YOUR TASK
Count how many lines below contain the word "this", then give that number alone.

———

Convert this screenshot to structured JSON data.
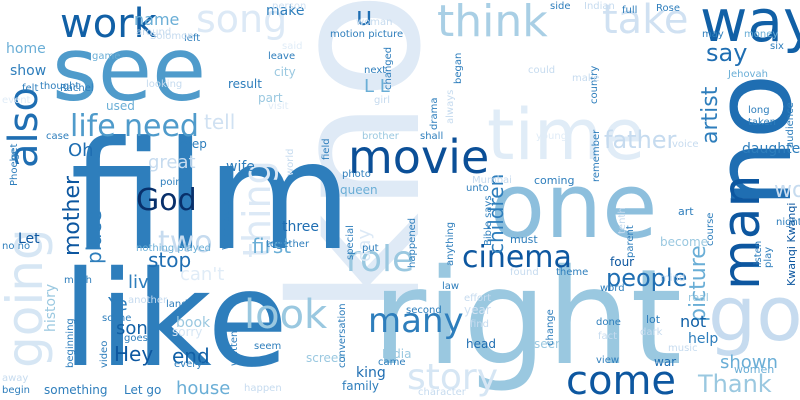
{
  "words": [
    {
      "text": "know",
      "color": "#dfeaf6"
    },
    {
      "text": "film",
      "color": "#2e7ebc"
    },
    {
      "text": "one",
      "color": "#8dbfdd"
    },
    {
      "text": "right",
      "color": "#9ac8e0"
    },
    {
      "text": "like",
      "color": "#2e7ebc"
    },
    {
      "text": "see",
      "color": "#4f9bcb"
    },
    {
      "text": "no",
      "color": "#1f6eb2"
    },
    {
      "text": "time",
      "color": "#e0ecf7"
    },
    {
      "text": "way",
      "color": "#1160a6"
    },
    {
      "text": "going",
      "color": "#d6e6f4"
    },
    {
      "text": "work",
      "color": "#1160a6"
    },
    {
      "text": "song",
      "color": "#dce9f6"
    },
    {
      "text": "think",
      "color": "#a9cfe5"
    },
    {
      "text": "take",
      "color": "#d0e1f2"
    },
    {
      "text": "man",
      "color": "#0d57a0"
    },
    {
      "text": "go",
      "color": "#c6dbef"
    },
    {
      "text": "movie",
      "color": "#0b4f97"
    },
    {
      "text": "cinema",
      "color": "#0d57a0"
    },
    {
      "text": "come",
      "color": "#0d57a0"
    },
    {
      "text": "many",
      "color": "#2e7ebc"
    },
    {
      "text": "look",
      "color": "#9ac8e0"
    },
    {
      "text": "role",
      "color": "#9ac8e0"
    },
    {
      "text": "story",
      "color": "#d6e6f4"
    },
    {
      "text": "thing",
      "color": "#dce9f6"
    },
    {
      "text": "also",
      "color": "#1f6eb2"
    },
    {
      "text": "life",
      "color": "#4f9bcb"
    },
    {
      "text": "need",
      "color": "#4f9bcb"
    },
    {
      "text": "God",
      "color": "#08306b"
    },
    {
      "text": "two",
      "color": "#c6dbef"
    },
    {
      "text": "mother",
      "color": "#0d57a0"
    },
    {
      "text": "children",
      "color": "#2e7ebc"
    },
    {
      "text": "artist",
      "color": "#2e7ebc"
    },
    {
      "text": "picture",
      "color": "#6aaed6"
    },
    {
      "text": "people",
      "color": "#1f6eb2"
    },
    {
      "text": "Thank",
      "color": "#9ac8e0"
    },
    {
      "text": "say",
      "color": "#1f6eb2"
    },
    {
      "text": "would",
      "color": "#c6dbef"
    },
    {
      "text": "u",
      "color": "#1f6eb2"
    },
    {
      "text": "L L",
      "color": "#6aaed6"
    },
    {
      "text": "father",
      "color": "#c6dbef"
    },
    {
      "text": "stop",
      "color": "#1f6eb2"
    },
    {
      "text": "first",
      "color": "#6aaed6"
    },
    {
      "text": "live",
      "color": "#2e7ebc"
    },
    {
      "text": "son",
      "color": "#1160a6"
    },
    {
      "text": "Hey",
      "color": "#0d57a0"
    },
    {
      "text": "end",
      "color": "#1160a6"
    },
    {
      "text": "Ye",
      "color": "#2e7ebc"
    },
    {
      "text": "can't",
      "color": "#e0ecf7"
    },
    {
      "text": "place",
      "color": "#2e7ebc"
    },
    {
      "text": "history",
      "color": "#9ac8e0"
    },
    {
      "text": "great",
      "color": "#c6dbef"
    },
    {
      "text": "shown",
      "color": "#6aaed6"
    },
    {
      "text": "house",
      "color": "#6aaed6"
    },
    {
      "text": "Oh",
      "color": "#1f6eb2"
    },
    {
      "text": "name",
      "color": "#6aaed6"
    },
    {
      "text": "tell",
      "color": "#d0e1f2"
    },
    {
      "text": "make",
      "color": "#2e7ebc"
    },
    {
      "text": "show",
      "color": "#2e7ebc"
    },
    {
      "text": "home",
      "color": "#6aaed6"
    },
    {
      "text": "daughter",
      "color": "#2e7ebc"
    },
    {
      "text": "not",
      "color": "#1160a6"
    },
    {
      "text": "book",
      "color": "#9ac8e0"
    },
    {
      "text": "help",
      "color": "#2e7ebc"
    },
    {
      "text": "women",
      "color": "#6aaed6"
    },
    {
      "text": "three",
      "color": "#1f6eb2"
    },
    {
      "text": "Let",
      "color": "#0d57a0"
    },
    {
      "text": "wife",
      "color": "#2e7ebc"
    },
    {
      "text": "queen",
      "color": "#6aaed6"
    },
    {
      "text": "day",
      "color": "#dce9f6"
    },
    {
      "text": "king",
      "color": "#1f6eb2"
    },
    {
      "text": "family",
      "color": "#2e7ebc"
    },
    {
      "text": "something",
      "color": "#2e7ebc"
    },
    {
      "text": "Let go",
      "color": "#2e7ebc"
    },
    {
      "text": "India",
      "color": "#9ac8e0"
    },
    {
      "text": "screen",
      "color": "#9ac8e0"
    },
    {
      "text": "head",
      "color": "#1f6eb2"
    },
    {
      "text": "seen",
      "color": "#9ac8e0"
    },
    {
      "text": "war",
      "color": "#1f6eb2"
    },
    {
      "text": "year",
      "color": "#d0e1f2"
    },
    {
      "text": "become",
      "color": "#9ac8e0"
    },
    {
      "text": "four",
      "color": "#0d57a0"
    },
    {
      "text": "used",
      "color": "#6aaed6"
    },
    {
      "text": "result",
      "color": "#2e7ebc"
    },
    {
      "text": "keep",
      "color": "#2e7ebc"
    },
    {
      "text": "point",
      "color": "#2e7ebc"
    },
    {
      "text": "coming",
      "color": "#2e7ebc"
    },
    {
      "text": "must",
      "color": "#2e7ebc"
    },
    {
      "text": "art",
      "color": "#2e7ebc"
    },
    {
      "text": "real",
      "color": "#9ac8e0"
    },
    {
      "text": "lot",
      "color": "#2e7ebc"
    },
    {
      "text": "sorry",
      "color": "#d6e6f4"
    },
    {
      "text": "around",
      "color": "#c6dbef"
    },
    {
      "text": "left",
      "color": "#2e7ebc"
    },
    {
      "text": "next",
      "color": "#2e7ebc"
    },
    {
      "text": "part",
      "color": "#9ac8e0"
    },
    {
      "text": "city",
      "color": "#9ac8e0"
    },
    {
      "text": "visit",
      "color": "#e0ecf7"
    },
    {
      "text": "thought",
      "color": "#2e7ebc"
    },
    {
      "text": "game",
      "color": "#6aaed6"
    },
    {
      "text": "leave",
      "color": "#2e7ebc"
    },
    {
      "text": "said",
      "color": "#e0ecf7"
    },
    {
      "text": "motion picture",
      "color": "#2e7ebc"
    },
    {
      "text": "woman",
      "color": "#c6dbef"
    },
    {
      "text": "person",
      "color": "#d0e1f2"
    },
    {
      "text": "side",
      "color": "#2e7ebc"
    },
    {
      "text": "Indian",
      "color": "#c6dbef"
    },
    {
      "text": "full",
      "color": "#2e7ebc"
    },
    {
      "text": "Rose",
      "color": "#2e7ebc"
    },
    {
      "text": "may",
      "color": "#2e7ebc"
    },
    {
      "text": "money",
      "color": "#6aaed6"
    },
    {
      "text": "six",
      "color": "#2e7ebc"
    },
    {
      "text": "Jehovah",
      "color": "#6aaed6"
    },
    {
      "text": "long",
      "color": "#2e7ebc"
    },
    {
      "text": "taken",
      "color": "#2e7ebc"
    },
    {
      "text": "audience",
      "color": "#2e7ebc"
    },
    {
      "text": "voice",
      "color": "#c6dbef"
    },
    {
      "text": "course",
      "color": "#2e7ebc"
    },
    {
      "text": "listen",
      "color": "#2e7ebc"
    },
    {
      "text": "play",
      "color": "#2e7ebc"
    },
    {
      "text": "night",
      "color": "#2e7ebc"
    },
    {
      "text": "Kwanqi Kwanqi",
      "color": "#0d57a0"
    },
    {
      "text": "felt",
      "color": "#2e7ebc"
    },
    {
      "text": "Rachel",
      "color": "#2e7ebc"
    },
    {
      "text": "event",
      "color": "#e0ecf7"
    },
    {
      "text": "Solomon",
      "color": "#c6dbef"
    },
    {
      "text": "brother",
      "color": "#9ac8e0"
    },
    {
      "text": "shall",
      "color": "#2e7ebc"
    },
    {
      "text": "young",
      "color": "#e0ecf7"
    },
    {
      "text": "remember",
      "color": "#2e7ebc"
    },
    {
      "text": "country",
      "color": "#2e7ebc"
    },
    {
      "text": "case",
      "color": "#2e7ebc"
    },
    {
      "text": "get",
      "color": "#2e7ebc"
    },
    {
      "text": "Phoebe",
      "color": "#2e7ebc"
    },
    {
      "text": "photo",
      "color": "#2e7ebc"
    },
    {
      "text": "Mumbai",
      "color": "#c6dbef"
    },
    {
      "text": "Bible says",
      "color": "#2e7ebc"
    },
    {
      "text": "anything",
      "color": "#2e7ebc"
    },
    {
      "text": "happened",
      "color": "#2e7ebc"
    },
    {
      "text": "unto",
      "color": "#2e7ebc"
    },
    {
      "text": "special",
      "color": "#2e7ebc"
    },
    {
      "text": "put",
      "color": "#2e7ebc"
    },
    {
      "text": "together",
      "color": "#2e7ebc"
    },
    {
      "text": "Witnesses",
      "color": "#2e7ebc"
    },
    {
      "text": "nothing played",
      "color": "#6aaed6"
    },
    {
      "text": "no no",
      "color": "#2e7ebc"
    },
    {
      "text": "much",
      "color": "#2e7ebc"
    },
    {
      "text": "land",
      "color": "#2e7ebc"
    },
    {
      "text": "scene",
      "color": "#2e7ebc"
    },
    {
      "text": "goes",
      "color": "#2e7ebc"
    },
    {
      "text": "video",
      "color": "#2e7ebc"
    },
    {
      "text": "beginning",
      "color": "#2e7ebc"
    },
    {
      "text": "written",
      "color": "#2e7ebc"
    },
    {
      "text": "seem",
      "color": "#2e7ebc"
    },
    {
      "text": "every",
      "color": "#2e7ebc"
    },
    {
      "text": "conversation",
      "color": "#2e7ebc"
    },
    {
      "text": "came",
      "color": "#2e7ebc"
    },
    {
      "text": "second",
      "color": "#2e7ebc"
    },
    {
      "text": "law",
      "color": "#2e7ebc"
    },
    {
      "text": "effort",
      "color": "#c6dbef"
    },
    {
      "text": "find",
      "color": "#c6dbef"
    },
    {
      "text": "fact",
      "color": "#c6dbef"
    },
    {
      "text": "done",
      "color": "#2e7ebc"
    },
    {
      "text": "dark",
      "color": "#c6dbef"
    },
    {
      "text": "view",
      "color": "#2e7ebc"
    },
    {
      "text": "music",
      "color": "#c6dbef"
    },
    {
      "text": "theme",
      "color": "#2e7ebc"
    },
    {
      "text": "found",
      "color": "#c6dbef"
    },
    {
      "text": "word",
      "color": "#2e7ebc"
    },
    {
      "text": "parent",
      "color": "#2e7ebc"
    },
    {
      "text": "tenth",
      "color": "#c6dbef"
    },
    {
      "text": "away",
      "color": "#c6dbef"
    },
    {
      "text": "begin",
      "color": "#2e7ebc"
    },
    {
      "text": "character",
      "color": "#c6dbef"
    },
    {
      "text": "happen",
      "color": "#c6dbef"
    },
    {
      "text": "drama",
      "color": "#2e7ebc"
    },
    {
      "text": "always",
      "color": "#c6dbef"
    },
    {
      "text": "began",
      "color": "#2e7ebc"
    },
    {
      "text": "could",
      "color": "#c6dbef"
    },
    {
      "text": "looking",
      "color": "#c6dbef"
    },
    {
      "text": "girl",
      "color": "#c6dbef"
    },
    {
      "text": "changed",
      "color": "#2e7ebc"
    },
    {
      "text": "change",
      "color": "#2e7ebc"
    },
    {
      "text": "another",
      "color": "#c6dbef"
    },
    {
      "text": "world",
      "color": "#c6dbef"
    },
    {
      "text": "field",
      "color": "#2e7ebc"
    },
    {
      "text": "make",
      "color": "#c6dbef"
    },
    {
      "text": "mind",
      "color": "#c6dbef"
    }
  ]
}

———

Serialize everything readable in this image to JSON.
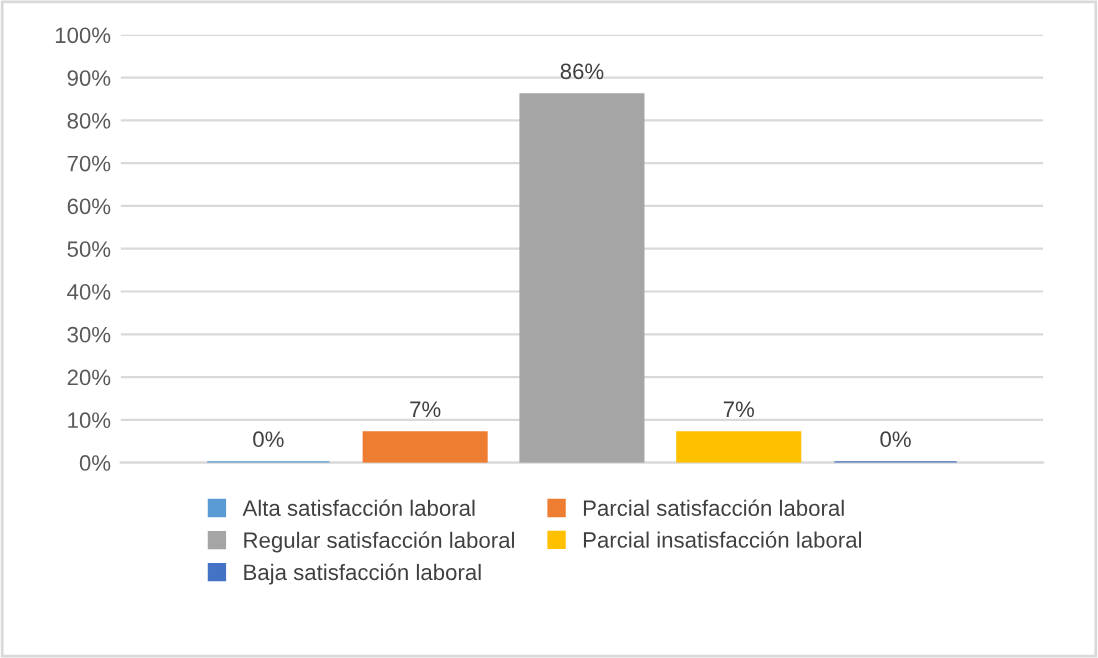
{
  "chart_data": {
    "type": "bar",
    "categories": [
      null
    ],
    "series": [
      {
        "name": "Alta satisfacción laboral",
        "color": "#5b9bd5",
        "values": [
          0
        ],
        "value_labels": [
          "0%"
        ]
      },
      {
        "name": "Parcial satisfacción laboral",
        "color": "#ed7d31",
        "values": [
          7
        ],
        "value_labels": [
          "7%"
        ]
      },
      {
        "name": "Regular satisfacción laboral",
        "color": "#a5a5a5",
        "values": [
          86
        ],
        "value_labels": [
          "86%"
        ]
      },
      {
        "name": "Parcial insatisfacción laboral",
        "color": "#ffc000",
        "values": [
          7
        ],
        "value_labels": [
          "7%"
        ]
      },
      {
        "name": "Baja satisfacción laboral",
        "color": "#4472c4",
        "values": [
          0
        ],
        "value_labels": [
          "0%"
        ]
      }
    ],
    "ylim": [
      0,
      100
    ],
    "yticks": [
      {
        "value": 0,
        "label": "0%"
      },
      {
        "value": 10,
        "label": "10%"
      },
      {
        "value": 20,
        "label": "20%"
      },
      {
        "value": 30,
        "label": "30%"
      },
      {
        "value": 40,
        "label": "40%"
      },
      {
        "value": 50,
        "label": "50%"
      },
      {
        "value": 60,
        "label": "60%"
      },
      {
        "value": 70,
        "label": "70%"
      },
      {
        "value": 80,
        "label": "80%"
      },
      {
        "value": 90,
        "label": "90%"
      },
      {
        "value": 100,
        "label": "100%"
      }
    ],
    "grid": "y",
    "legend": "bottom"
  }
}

———

REPLY TO THE TASK
2